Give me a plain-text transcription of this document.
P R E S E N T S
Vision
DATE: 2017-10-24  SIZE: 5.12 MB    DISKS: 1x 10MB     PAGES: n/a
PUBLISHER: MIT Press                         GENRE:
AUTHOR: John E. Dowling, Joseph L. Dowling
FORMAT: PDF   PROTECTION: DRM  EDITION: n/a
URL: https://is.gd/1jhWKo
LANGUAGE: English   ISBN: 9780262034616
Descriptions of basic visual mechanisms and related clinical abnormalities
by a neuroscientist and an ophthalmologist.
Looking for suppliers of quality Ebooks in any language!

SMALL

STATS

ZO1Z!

*Direction:*
Repeat the data above exactly.

*Full output:*
Give me a plain-text transcription of this document.
P R E S E N T S
Vision
DATE: 2017-10-24  SIZE: 5.12 MB    DISKS: 1x 10MB     PAGES: n/a
PUBLISHER: MIT Press                         GENRE:
AUTHOR: John E. Dowling, Joseph L. Dowling
FORMAT: PDF   PROTECTION: DRM  EDITION: n/a
URL: https://is.gd/1jhWKo
LANGUAGE: English   ISBN: 9780262034616
Descriptions of basic visual mechanisms and related clinical abnormalities
by a neuroscientist and an ophthalmologist.
Looking for suppliers of quality Ebooks in any language!

SMALL

STATS

ZO1Z!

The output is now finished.